● THE PROBLEM:
Transcribe the material verbatim in full; the pictures do not belong in the copy.

□ □ □ □ □

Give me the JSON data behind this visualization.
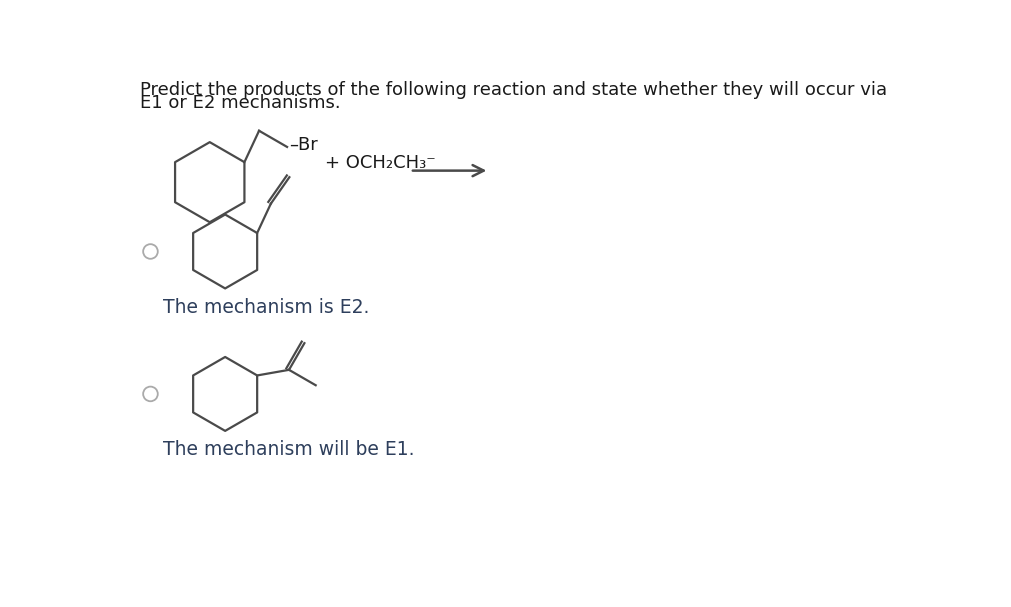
{
  "title_line1": "Predict the products of the following reaction and state whether they will occur via",
  "title_line2": "E1 or E2 mechanisms.",
  "reagent_label": "+ OCH₂CH₃⁻",
  "br_label": "–Br",
  "option1_text": "The mechanism is E2.",
  "option2_text": "The mechanism will be E1.",
  "bg_color": "#ffffff",
  "line_color": "#4a4a4a",
  "text_color": "#2e3f5c",
  "title_color": "#1a1a1a",
  "title_fontsize": 13.0,
  "label_fontsize": 13.0,
  "option_fontsize": 13.5
}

□ □ □ □ □

● TASK RESPONSE:
Give me the JSON data behind this visualization.
{
  "title_line1": "Predict the products of the following reaction and state whether they will occur via",
  "title_line2": "E1 or E2 mechanisms.",
  "reagent_label": "+ OCH₂CH₃⁻",
  "br_label": "–Br",
  "option1_text": "The mechanism is E2.",
  "option2_text": "The mechanism will be E1.",
  "bg_color": "#ffffff",
  "line_color": "#4a4a4a",
  "text_color": "#2e3f5c",
  "title_color": "#1a1a1a",
  "title_fontsize": 13.0,
  "label_fontsize": 13.0,
  "option_fontsize": 13.5
}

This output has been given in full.